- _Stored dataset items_
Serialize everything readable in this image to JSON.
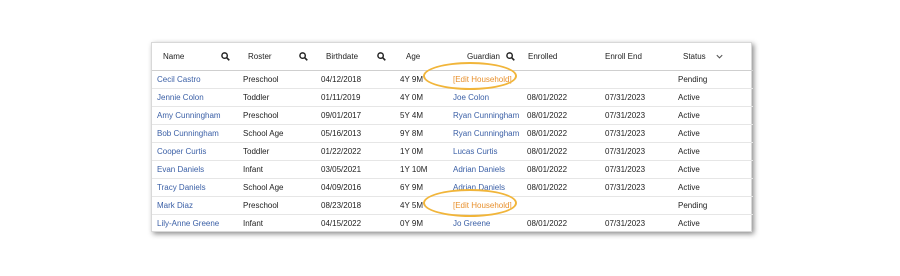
{
  "headers": {
    "name": "Name",
    "roster": "Roster",
    "birthdate": "Birthdate",
    "age": "Age",
    "guardian": "Guardian",
    "enrolled": "Enrolled",
    "enroll_end": "Enroll End",
    "status": "Status"
  },
  "rows": [
    {
      "name": "Cecil Castro",
      "roster": "Preschool",
      "birthdate": "04/12/2018",
      "age": "4Y 9M",
      "guardian": "[Edit Household]",
      "enrolled": "",
      "enroll_end": "",
      "status": "Pending"
    },
    {
      "name": "Jennie Colon",
      "roster": "Toddler",
      "birthdate": "01/11/2019",
      "age": "4Y 0M",
      "guardian": "Joe Colon",
      "enrolled": "08/01/2022",
      "enroll_end": "07/31/2023",
      "status": "Active"
    },
    {
      "name": "Amy Cunningham",
      "roster": "Preschool",
      "birthdate": "09/01/2017",
      "age": "5Y 4M",
      "guardian": "Ryan Cunningham",
      "enrolled": "08/01/2022",
      "enroll_end": "07/31/2023",
      "status": "Active"
    },
    {
      "name": "Bob Cunningham",
      "roster": "School Age",
      "birthdate": "05/16/2013",
      "age": "9Y 8M",
      "guardian": "Ryan Cunningham",
      "enrolled": "08/01/2022",
      "enroll_end": "07/31/2023",
      "status": "Active"
    },
    {
      "name": "Cooper Curtis",
      "roster": "Toddler",
      "birthdate": "01/22/2022",
      "age": "1Y 0M",
      "guardian": "Lucas Curtis",
      "enrolled": "08/01/2022",
      "enroll_end": "07/31/2023",
      "status": "Active"
    },
    {
      "name": "Evan Daniels",
      "roster": "Infant",
      "birthdate": "03/05/2021",
      "age": "1Y 10M",
      "guardian": "Adrian Daniels",
      "enrolled": "08/01/2022",
      "enroll_end": "07/31/2023",
      "status": "Active"
    },
    {
      "name": "Tracy Daniels",
      "roster": "School Age",
      "birthdate": "04/09/2016",
      "age": "6Y 9M",
      "guardian": "Adrian Daniels",
      "enrolled": "08/01/2022",
      "enroll_end": "07/31/2023",
      "status": "Active"
    },
    {
      "name": "Mark Diaz",
      "roster": "Preschool",
      "birthdate": "08/23/2018",
      "age": "4Y 5M",
      "guardian": "[Edit Household]",
      "enrolled": "",
      "enroll_end": "",
      "status": "Pending"
    },
    {
      "name": "Lily-Anne Greene",
      "roster": "Infant",
      "birthdate": "04/15/2022",
      "age": "0Y 9M",
      "guardian": "Jo Greene",
      "enrolled": "08/01/2022",
      "enroll_end": "07/31/2023",
      "status": "Active"
    }
  ],
  "colors": {
    "link": "#3a5fa6",
    "edit_household": "#e8902c",
    "highlight_ring": "#f1b53a"
  },
  "icons": {
    "column_search": "search-icon",
    "status_sort": "chevron-down-icon"
  }
}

- _Instructions to follow_
Report how many lines in the records above contain the word "Curtis", giving only the number.

- _Solution_
2